--- start Supplied material ---

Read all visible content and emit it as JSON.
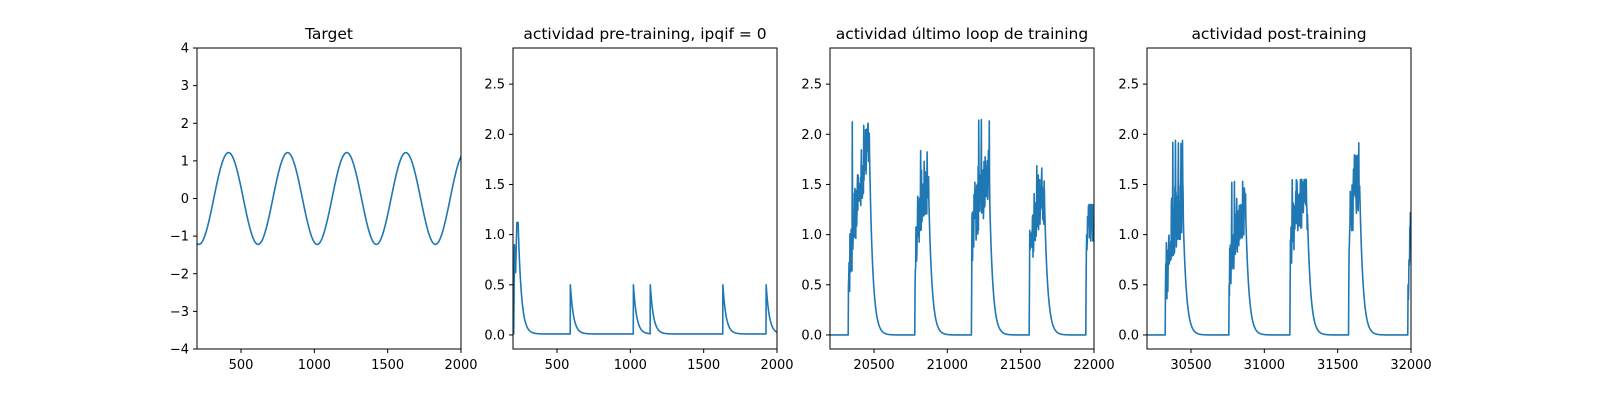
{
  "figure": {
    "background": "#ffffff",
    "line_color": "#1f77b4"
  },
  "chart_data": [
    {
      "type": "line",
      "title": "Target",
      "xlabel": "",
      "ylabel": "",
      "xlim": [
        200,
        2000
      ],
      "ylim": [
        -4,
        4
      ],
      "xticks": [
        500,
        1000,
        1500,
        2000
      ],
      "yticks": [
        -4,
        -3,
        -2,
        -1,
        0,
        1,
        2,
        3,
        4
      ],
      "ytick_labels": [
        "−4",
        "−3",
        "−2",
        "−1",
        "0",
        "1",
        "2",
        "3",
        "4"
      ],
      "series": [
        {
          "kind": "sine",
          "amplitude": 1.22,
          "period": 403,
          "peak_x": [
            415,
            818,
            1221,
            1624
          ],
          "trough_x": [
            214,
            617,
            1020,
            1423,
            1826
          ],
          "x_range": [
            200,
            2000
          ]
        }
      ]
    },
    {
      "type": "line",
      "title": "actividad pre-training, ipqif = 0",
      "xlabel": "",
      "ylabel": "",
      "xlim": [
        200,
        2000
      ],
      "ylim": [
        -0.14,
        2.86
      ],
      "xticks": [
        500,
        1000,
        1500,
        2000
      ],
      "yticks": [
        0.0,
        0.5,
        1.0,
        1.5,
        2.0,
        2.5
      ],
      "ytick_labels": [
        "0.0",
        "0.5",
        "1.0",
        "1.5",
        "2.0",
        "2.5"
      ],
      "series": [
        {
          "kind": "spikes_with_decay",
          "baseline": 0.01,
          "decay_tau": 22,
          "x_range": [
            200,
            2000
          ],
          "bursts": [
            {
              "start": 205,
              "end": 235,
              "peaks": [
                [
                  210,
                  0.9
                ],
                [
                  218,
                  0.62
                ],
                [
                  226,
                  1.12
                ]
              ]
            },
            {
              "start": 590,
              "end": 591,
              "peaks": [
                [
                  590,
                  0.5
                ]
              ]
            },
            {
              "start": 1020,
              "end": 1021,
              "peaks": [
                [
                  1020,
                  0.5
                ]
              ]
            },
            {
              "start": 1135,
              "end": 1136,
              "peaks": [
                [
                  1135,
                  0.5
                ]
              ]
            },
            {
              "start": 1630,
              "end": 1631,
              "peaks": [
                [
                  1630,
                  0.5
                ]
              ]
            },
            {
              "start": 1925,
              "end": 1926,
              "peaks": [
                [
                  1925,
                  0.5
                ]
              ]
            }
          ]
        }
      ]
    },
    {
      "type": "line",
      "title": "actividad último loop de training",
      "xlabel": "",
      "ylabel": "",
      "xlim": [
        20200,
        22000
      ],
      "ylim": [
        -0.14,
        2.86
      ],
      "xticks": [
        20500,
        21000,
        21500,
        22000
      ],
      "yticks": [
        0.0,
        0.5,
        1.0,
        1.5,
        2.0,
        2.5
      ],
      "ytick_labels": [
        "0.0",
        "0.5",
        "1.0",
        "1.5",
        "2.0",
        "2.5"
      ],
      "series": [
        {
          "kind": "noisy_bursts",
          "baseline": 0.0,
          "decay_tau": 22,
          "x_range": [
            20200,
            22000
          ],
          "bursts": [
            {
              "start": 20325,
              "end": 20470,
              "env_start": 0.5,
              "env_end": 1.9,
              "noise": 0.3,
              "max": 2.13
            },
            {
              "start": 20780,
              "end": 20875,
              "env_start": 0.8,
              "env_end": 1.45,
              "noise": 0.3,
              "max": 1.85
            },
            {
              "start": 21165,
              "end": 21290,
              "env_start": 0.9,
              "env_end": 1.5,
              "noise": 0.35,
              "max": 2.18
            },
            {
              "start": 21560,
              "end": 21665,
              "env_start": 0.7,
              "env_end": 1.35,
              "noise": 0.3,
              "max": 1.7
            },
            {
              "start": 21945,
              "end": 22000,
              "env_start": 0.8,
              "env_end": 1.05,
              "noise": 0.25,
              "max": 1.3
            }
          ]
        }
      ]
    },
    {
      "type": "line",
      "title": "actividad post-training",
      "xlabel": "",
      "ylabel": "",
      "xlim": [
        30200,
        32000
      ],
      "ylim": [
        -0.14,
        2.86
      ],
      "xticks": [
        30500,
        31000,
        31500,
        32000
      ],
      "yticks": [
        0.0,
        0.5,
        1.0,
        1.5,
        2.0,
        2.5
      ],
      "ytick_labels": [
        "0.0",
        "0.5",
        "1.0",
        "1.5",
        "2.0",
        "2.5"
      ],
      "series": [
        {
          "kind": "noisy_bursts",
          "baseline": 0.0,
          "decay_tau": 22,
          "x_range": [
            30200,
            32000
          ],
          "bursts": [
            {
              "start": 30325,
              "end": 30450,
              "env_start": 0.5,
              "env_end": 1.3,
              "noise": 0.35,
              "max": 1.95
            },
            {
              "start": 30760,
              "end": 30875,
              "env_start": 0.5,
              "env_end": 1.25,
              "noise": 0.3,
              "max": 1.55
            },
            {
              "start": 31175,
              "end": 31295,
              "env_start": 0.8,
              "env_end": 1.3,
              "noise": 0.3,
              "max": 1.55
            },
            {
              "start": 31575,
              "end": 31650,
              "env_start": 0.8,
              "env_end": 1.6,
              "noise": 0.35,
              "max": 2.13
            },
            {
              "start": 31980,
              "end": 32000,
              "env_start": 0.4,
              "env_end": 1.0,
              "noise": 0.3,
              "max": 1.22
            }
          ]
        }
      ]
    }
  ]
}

--- end Supplied material ---
--- start Supplied material ---

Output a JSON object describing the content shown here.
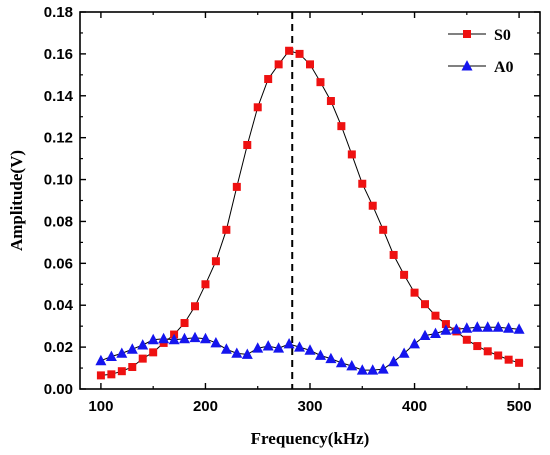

--- end Supplied material ---
--- start Supplied material ---

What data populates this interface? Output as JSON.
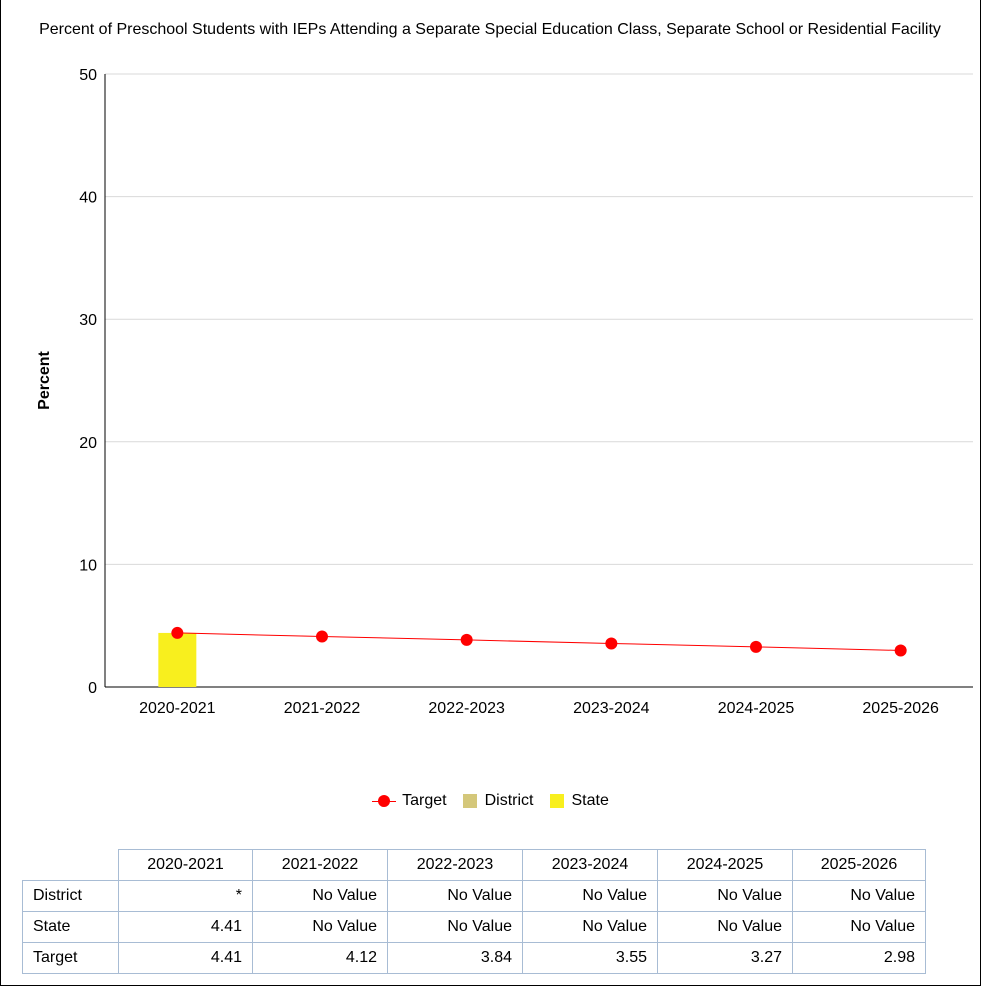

--- end Supplied material ---

Challenge:
Looking at the listing above, count the lines that contain "Output" and give nothing but the number.

Response:
2